═════ Records for the task
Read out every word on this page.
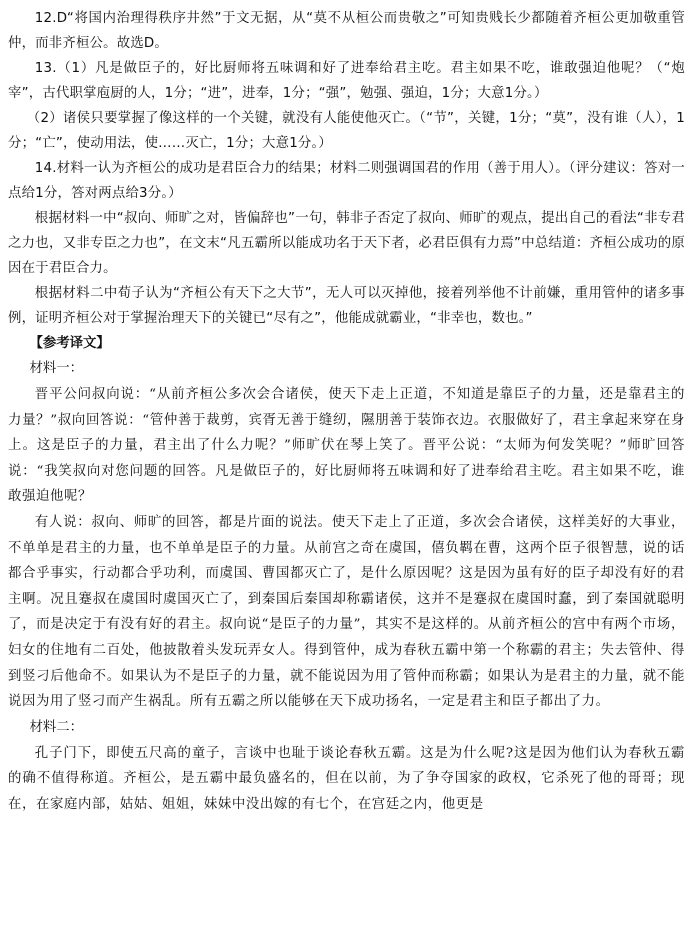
12.D“将国内治理得秩序井然”于文无据，从“莫不从桓公而贵敬之”可知贵贱长少都随着齐桓公更加敬重管仲，而非齐桓公。故选D。

13.（1）凡是做臣子的，好比厨师将五味调和好了进奉给君主吃。君主如果不吃，谁敢强迫他呢？（“炮宰”，古代职掌庖厨的人，1分；“进”，进奉，1分；“强”，勉强、强迫，1分；大意1分。）

（2）诸侯只要掌握了像这样的一个关键，就没有人能使他灭亡。（“节”，关键，1分；“莫”，没有谁（人），1分；“亡”，使动用法，使……灭亡，1分；大意1分。）

14.材料一认为齐桓公的成功是君臣合力的结果；材料二则强调国君的作用（善于用人）。（评分建议：答对一点给1分，答对两点给3分。）

根据材料一中“叔向、师旷之对，皆偏辞也”一句，韩非子否定了叔向、师旷的观点，提出自己的看法“非专君之力也，又非专臣之力也”，在文末“凡五霸所以能成功名于天下者，必君臣俱有力焉”中总结道：齐桓公成功的原因在于君臣合力。

根据材料二中荀子认为“齐桓公有天下之大节”，无人可以灭掉他，接着列举他不计前嫌，重用管仲的诸多事例，证明齐桓公对于掌握治理天下的关键已“尽有之”，他能成就霸业，“非幸也，数也。”

【参考译文】

材料一：

晋平公问叔向说：“从前齐桓公多次会合诸侯，使天下走上正道，不知道是靠臣子的力量，还是靠君主的力量？”叔向回答说：“管仲善于裁剪，宾胥无善于缝纫，隰朋善于装饰衣边。衣服做好了，君主拿起来穿在身上。这是臣子的力量，君主出了什么力呢？”师旷伏在琴上笑了。晋平公说：“太师为何发笑呢？”师旷回答说：“我笑叔向对您问题的回答。凡是做臣子的，好比厨师将五味调和好了进奉给君主吃。君主如果不吃，谁敢强迫他呢？

有人说：叔向、师旷的回答，都是片面的说法。使天下走上了正道，多次会合诸侯，这样美好的大事业，不单单是君主的力量，也不单单是臣子的力量。从前宫之奇在虞国，僖负羁在曹，这两个臣子很智慧，说的话都合乎事实，行动都合乎功利，而虞国、曹国都灭亡了，是什么原因呢？这是因为虽有好的臣子却没有好的君主啊。况且蹇叔在虞国时虞国灭亡了，到秦国后秦国却称霸诸侯，这并不是蹇叔在虞国时蠢，到了秦国就聪明了，而是决定于有没有好的君主。叔向说“是臣子的力量”，其实不是这样的。从前齐桓公的宫中有两个市场，妇女的住地有二百处，他披散着头发玩弄女人。得到管仲，成为春秋五霸中第一个称霸的君主；失去管仲、得到竖刁后他命不。如果认为不是臣子的力量，就不能说因为用了管仲而称霸；如果认为是君主的力量，就不能说因为用了竖刁而产生祸乱。所有五霸之所以能够在天下成功扬名，一定是君主和臣子都出了力。

材料二：

孔子门下，即使五尺高的童子，言谈中也耻于谈论春秋五霸。这是为什么呢?这是因为他们认为春秋五霸的确不值得称道。齐桓公，是五霸中最负盛名的，但在以前，为了争夺国家的政权，它杀死了他的哥哥；现在，在家庭内部，姑姑、姐姐，妹妹中没出嫁的有七个，在宫廷之内，他更是
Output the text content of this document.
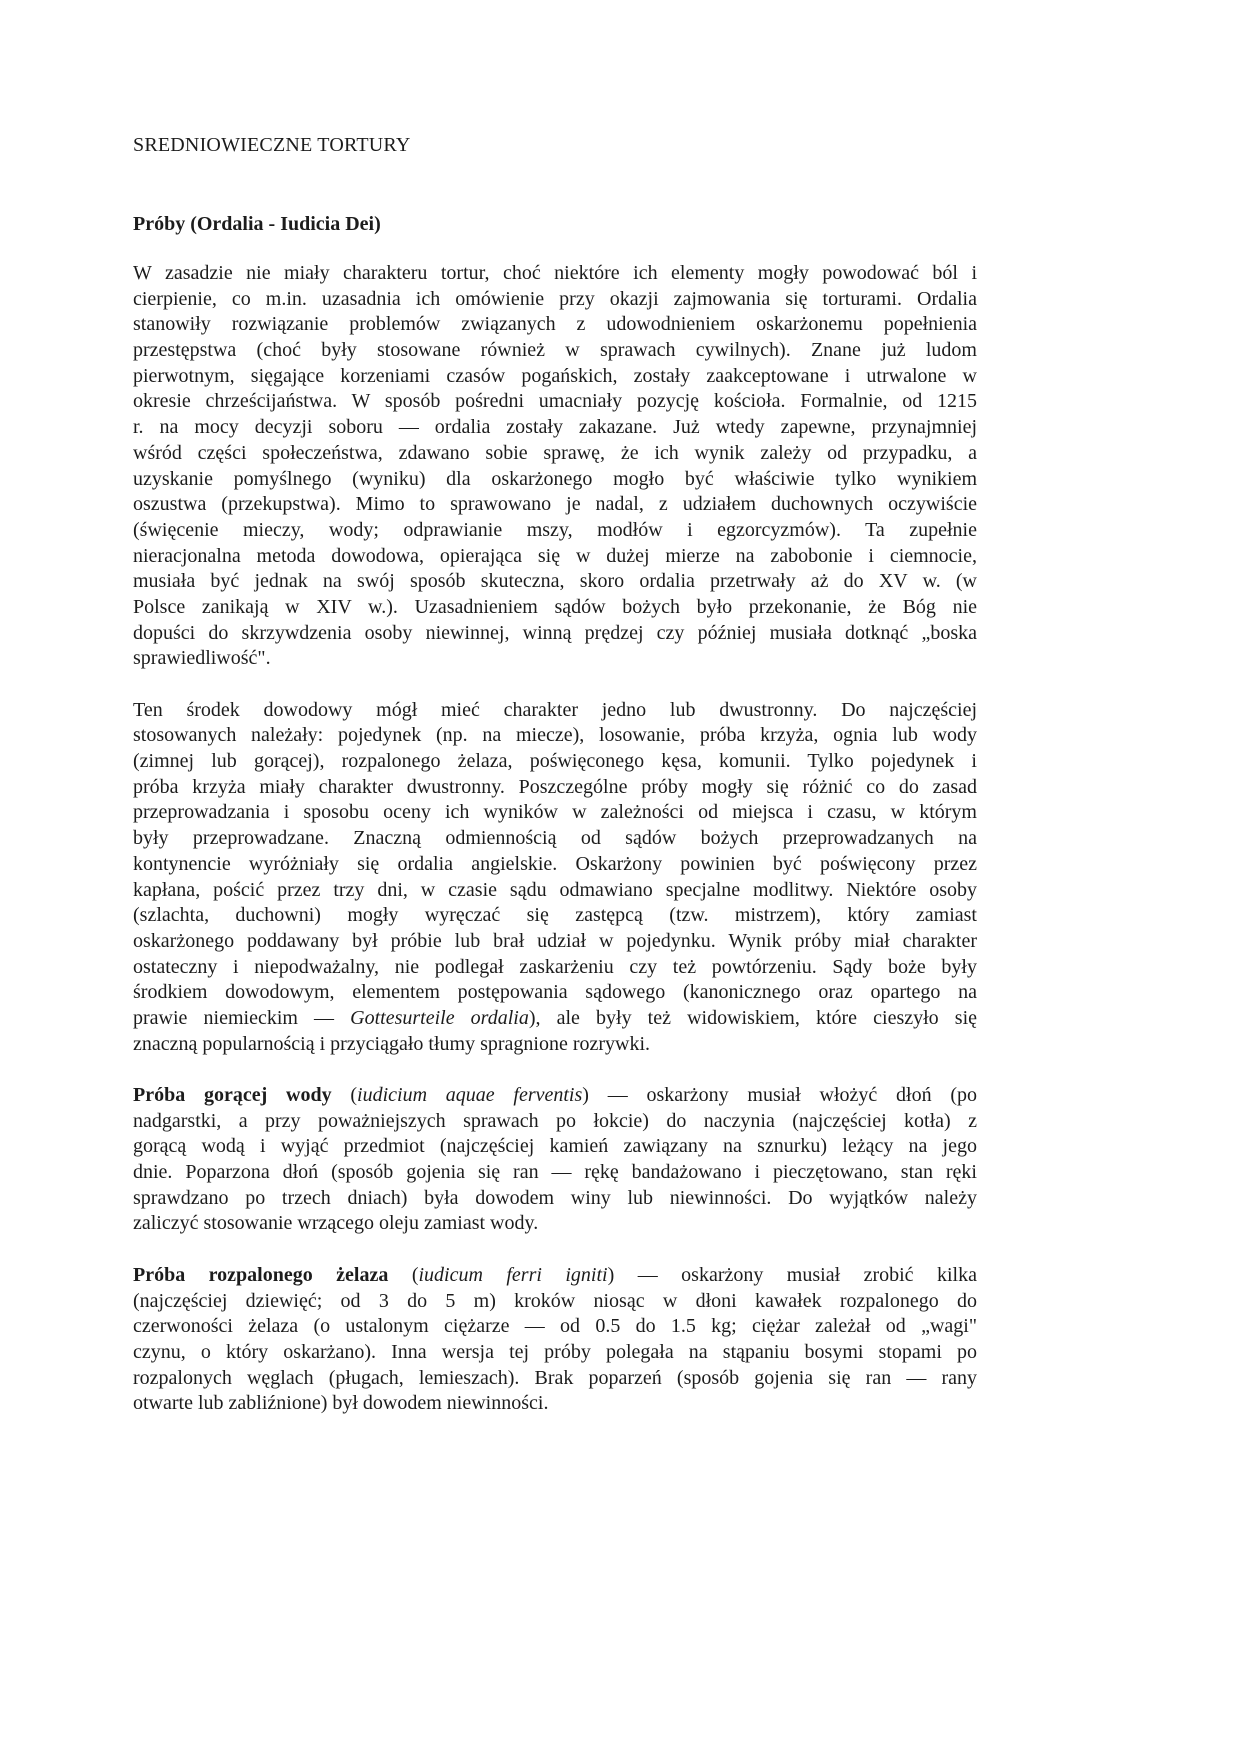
SREDNIOWIECZNE TORTURY
Próby (Ordalia - Iudicia Dei)
W zasadzie nie miały charakteru tortur, choć niektóre ich elementy mogły powodować ból i
cierpienie, co m.in. uzasadnia ich omówienie przy okazji zajmowania się torturami. Ordalia
stanowiły rozwiązanie problemów związanych z udowodnieniem oskarżonemu popełnienia
przestępstwa (choć były stosowane również w sprawach cywilnych). Znane już ludom
pierwotnym, sięgające korzeniami czasów pogańskich, zostały zaakceptowane i utrwalone w
okresie chrześcijaństwa. W sposób pośredni umacniały pozycję kościoła. Formalnie, od 1215
r. na mocy decyzji soboru — ordalia zostały zakazane. Już wtedy zapewne, przynajmniej
wśród części społeczeństwa, zdawano sobie sprawę, że ich wynik zależy od przypadku, a
uzyskanie pomyślnego (wyniku) dla oskarżonego mogło być właściwie tylko wynikiem
oszustwa (przekupstwa). Mimo to sprawowano je nadal, z udziałem duchownych oczywiście
(święcenie mieczy, wody; odprawianie mszy, modłów i egzorcyzmów). Ta zupełnie
nieracjonalna metoda dowodowa, opierająca się w dużej mierze na zabobonie i ciemnocie,
musiała być jednak na swój sposób skuteczna, skoro ordalia przetrwały aż do XV w. (w
Polsce zanikają w XIV w.). Uzasadnieniem sądów bożych było przekonanie, że Bóg nie
dopuści do skrzywdzenia osoby niewinnej, winną prędzej czy później musiała dotknąć „boska
sprawiedliwość".
Ten środek dowodowy mógł mieć charakter jedno lub dwustronny. Do najczęściej
stosowanych należały: pojedynek (np. na miecze), losowanie, próba krzyża, ognia lub wody
(zimnej lub gorącej), rozpalonego żelaza, poświęconego kęsa, komunii. Tylko pojedynek i
próba krzyża miały charakter dwustronny. Poszczególne próby mogły się różnić co do zasad
przeprowadzania i sposobu oceny ich wyników w zależności od miejsca i czasu, w którym
były przeprowadzane. Znaczną odmiennością od sądów bożych przeprowadzanych na
kontynencie wyróżniały się ordalia angielskie. Oskarżony powinien być poświęcony przez
kapłana, pościć przez trzy dni, w czasie sądu odmawiano specjalne modlitwy. Niektóre osoby
(szlachta, duchowni) mogły wyręczać się zastępcą (tzw. mistrzem), który zamiast
oskarżonego poddawany był próbie lub brał udział w pojedynku. Wynik próby miał charakter
ostateczny i niepodważalny, nie podlegał zaskarżeniu czy też powtórzeniu. Sądy boże były
środkiem dowodowym, elementem postępowania sądowego (kanonicznego oraz opartego na
prawie niemieckim — Gottesurteile ordalia), ale były też widowiskiem, które cieszyło się
znaczną popularnością i przyciągało tłumy spragnione rozrywki.
Próba gorącej wody (iudicium aquae ferventis) — oskarżony musiał włożyć dłoń (po
nadgarstki, a przy poważniejszych sprawach po łokcie) do naczynia (najczęściej kotła) z
gorącą wodą i wyjąć przedmiot (najczęściej kamień zawiązany na sznurku) leżący na jego
dnie. Poparzona dłoń (sposób gojenia się ran — rękę bandażowano i pieczętowano, stan ręki
sprawdzano po trzech dniach) była dowodem winy lub niewinności. Do wyjątków należy
zaliczyć stosowanie wrzącego oleju zamiast wody.
Próba rozpalonego żelaza (iudicum ferri igniti) — oskarżony musiał zrobić kilka
(najczęściej dziewięć; od 3 do 5 m) kroków niosąc w dłoni kawałek rozpalonego do
czerwoności żelaza (o ustalonym ciężarze — od 0.5 do 1.5 kg; ciężar zależał od „wagi"
czynu, o który oskarżano). Inna wersja tej próby polegała na stąpaniu bosymi stopami po
rozpalonych węglach (pługach, lemieszach). Brak poparzeń (sposób gojenia się ran — rany
otwarte lub zabliźnione) był dowodem niewinności.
══════════
* The task *
Copy out every line holding the string "najczęściej".

* Output of the exercise *
Ten środek dowodowy mógł mieć charakter jedno lub dwustronny. Do najczęściej
nadgarstki, a przy poważniejszych sprawach po łokcie) do naczynia (najczęściej kotła) z
gorącą wodą i wyjąć przedmiot (najczęściej kamień zawiązany na sznurku) leżący na jego
(najczęściej dziewięć; od 3 do 5 m) kroków niosąc w dłoni kawałek rozpalonego do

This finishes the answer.